→ **YOUR INSTRUCTIONS**
Each line that holds the word "xlabel" is to be identified and copied.

──────────

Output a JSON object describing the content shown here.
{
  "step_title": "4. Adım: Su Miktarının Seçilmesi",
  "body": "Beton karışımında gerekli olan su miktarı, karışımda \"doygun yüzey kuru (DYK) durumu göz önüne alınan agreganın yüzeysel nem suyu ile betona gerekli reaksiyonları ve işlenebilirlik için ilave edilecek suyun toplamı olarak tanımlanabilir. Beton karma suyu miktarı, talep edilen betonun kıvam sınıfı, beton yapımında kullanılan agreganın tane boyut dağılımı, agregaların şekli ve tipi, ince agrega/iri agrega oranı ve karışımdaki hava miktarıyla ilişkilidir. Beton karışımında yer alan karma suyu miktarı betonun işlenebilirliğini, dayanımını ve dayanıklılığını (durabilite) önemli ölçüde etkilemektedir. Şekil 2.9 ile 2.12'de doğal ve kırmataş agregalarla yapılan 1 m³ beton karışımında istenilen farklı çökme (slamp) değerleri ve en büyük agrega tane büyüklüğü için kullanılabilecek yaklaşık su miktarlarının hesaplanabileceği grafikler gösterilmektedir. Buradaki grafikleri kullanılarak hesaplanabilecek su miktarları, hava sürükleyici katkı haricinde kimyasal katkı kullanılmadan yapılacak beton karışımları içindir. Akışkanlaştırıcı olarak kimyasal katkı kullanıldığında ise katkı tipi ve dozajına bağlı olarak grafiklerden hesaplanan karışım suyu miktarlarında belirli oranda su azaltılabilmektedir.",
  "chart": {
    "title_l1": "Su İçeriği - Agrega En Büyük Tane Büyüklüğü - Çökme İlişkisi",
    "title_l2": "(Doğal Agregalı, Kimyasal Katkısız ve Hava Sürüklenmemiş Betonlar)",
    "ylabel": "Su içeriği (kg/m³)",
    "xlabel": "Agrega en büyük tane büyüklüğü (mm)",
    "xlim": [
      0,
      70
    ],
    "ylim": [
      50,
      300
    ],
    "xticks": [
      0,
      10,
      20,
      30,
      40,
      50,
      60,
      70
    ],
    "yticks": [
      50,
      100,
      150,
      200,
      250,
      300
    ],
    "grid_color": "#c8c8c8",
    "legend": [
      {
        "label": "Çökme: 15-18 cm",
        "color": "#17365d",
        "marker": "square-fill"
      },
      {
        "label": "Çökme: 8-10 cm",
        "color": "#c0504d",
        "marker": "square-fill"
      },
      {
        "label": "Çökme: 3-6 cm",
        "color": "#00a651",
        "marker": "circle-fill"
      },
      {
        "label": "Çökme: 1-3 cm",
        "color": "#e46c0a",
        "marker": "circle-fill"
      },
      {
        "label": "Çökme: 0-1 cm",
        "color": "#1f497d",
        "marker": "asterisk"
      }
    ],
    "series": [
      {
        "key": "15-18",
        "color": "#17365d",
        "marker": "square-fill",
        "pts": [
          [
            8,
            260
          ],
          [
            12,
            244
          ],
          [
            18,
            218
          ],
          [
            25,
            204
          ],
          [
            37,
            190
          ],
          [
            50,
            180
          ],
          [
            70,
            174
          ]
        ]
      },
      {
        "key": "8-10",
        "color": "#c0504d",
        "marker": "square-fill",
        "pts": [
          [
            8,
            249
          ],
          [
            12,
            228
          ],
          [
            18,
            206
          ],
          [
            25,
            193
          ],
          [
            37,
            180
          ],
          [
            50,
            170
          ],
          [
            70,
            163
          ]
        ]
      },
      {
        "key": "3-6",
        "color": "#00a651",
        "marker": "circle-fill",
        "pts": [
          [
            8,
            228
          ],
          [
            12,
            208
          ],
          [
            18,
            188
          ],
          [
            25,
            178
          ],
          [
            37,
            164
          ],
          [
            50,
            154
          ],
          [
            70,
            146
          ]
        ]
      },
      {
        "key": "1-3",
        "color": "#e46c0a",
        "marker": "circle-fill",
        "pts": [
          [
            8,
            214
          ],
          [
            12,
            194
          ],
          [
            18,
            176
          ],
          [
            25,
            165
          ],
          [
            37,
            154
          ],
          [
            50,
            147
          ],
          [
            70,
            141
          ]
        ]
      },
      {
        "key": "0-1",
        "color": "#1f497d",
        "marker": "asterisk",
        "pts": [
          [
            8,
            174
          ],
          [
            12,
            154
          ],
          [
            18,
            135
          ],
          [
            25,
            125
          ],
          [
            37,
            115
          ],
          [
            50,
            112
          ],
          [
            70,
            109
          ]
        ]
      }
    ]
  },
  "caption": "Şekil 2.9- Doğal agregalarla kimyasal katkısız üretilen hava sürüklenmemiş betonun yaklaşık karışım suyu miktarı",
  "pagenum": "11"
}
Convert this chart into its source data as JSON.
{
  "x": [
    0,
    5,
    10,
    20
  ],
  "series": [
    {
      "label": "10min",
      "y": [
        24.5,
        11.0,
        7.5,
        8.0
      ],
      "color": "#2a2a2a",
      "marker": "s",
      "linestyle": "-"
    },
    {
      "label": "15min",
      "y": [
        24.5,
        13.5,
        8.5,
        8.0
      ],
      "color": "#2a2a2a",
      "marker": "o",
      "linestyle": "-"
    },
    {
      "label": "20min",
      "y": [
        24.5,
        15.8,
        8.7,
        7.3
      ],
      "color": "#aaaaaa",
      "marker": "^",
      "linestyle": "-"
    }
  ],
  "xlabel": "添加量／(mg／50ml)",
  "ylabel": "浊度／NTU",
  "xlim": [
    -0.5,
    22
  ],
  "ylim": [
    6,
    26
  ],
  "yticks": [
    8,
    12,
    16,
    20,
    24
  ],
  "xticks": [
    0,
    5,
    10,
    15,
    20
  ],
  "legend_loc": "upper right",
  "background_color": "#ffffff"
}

──────────

→ **RESPONSE TO THE EXERCISE**
    "xlabel": "Agrega en büyük tane büyüklüğü (mm)",
  "xlabel": "添加量／(mg／50ml)",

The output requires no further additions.